# [TASK STATEMENT]
From the listing below, count the lines where the string "screenshot" occurs. Give the number, with no other words.

** Start of SOURCE RECORDS **

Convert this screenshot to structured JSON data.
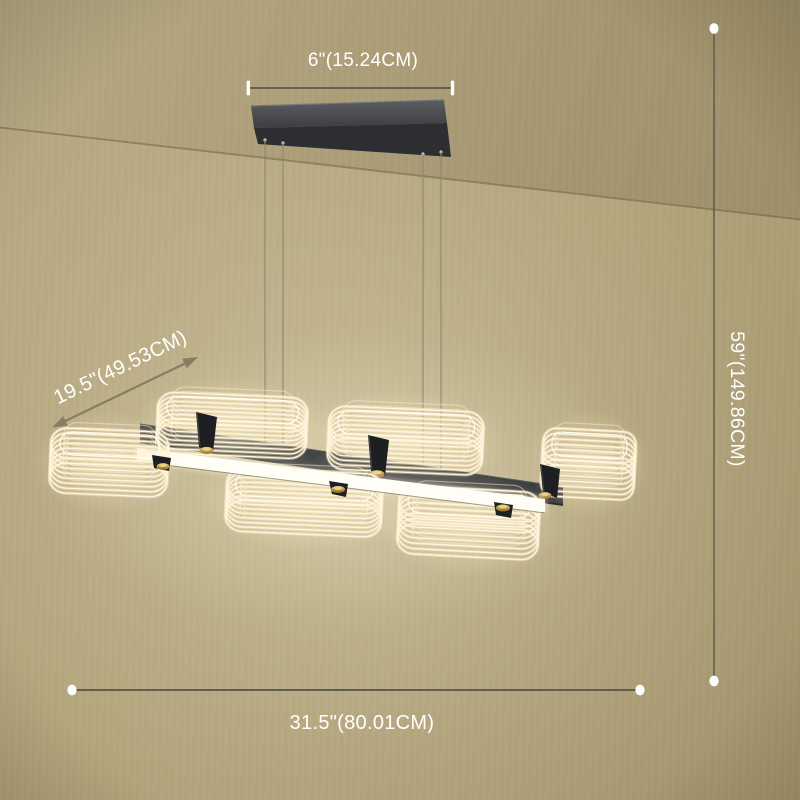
{
  "product_view": {
    "annotations": {
      "canopy_width": "6\"(15.24CM)",
      "fixture_depth": "19.5\"(49.53CM)",
      "hanging_height": "59\"(149.86CM)",
      "fixture_length": "31.5\"(80.01CM)"
    },
    "colors": {
      "wall": "#b0a278",
      "wall_light": "#b8aa84",
      "wall_dark": "#a2946c",
      "ceiling": "#b6a984",
      "ceiling_dark": "#9d8f68",
      "dimension_line": "#56524a",
      "dimension_text": "#ffffff",
      "arrow": "#867e63",
      "endpoint_dot": "#fdfdfd",
      "canopy": "#3c3e42",
      "canopy_underside": "#2c2e31",
      "beam": "#3a3c3f",
      "plate": "#1d1f22",
      "bar": "#fffef6",
      "gold": "#c59e4a",
      "wire": "#fdf5e0",
      "wire_glow": "#ffecc0",
      "cable": "#8f8779"
    }
  }
}
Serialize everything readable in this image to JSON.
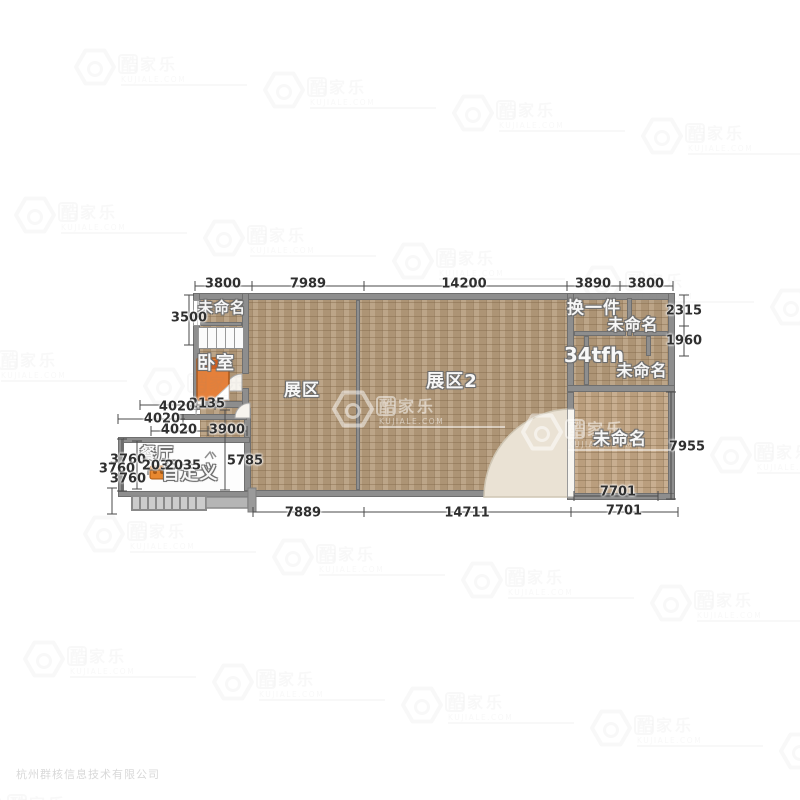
{
  "window": {
    "width": 800,
    "height": 800
  },
  "copyright": "杭州群核信息技术有限公司",
  "watermark": {
    "brand_boxed": "酷",
    "brand_rest": "家乐",
    "domain": "KUJIALE.COM"
  },
  "floorplan": {
    "rooms": {
      "unnamed_tl": "未命名",
      "bedroom": "卧室",
      "hall1": "展区",
      "hall2": "展区2",
      "swap": "换一件",
      "unnamed_tr1": "未命名",
      "code": "34tfh",
      "unnamed_tr2": "未命名",
      "unnamed_br": "未命名",
      "dining": "餐厅",
      "custom": "自定义"
    },
    "dims": {
      "top": [
        "3800",
        "7989",
        "14200",
        "3890",
        "3800"
      ],
      "right": [
        "2315",
        "1960",
        "7955"
      ],
      "bottom": [
        "7889",
        "14711",
        "7701",
        "7701"
      ],
      "left": [
        "3500",
        "2135",
        "4020",
        "4020",
        "4020",
        "3900",
        "3760",
        "3760",
        "3760",
        "2035",
        "2035",
        "5785"
      ]
    },
    "colors": {
      "floor": "#b59b7a",
      "floor_light": "#c2a583",
      "wall": "#8e8e8e",
      "bed": "#e5803a",
      "door_arc": "#eae2d4"
    }
  }
}
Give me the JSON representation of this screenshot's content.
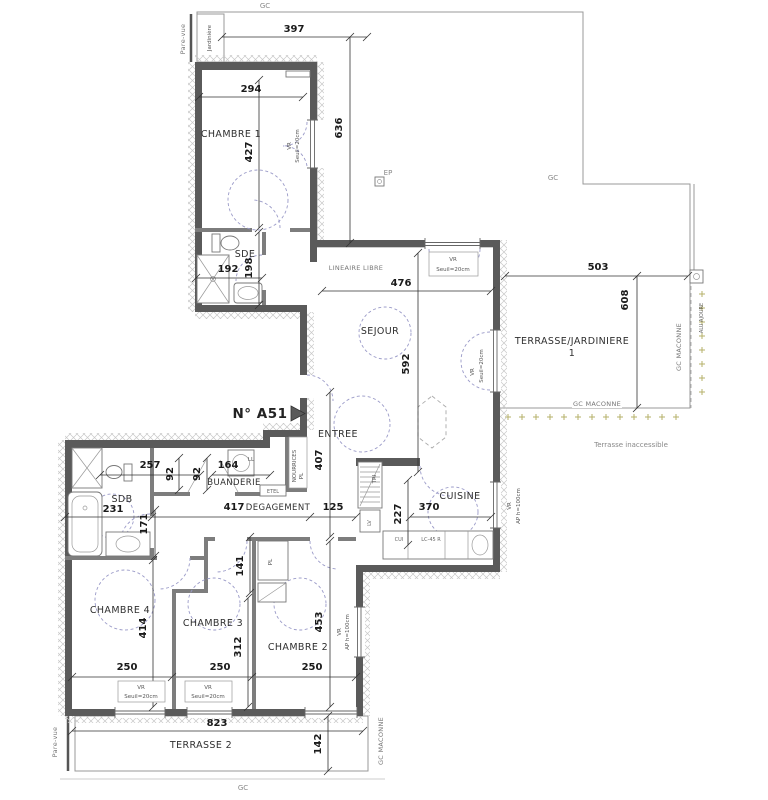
{
  "plan": {
    "apartment_number": "N° A51",
    "rooms": {
      "chambre1": "CHAMBRE 1",
      "sde": "SDE",
      "sejour": "SEJOUR",
      "terrasse_jardiniere": "TERRASSE/JARDINIERE",
      "terrasse_jardiniere_num": "1",
      "entree": "ENTREE",
      "buanderie": "BUANDERIE",
      "degagement": "DEGAGEMENT",
      "cuisine": "CUISINE",
      "sdb": "SDB",
      "chambre2": "CHAMBRE 2",
      "chambre3": "CHAMBRE 3",
      "chambre4": "CHAMBRE 4",
      "terrasse2": "TERRASSE 2"
    },
    "dims": {
      "top_width": "397",
      "ch1_width": "294",
      "ch1_height": "427",
      "terrace_height": "636",
      "sde_width": "192",
      "sde_height": "198",
      "sejour_width": "476",
      "terrasse1_width": "503",
      "terrasse1_height": "608",
      "sejour_height": "592",
      "entree_height": "407",
      "sdb_top": "257",
      "w92a": "92",
      "w92b": "92",
      "buanderie_width": "164",
      "sdb_width": "231",
      "sdb_side": "171",
      "degagement_length": "417",
      "hall_width": "125",
      "tri_height": "227",
      "cuisine_width": "370",
      "nook_height": "141",
      "ch4_height": "414",
      "ch3_height": "312",
      "ch2_height": "453",
      "ch4_width": "250",
      "ch3_width": "250",
      "ch2_width": "250",
      "terrasse2_width": "823",
      "terrasse2_depth": "142"
    },
    "annotations": {
      "gc": "GC",
      "gc_maconne": "GC MACONNE",
      "pare_vue": "Pare-vue",
      "jardiniere": "Jardinière",
      "ep": "EP",
      "lineaire_libre": "LINEAIRE LIBRE",
      "terrasse_inaccessible": "Terrasse inaccessible",
      "alu_ajoure": "ALU AJOURE",
      "vr": "VR",
      "seuil": "Seuil=20cm",
      "ap100": "AP h=100cm",
      "ll": "LL",
      "etel": "ETEL",
      "nourrices": "NOURRICES",
      "pl": "PL",
      "tri": "TRI",
      "lv": "LV",
      "cui": "CUI",
      "lc45": "LC-45 R"
    },
    "colors": {
      "wall": "#5a5a5a",
      "partition": "#7d7d7d",
      "grid": "#cccccc",
      "boundary": "#999999",
      "door_dash": "#9a9ac8",
      "dim_text": "#1a1a1a",
      "dots": "#b5b06a"
    }
  }
}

** End of SOURCE RECORDS **

# [SOLVED PROBLEM]
2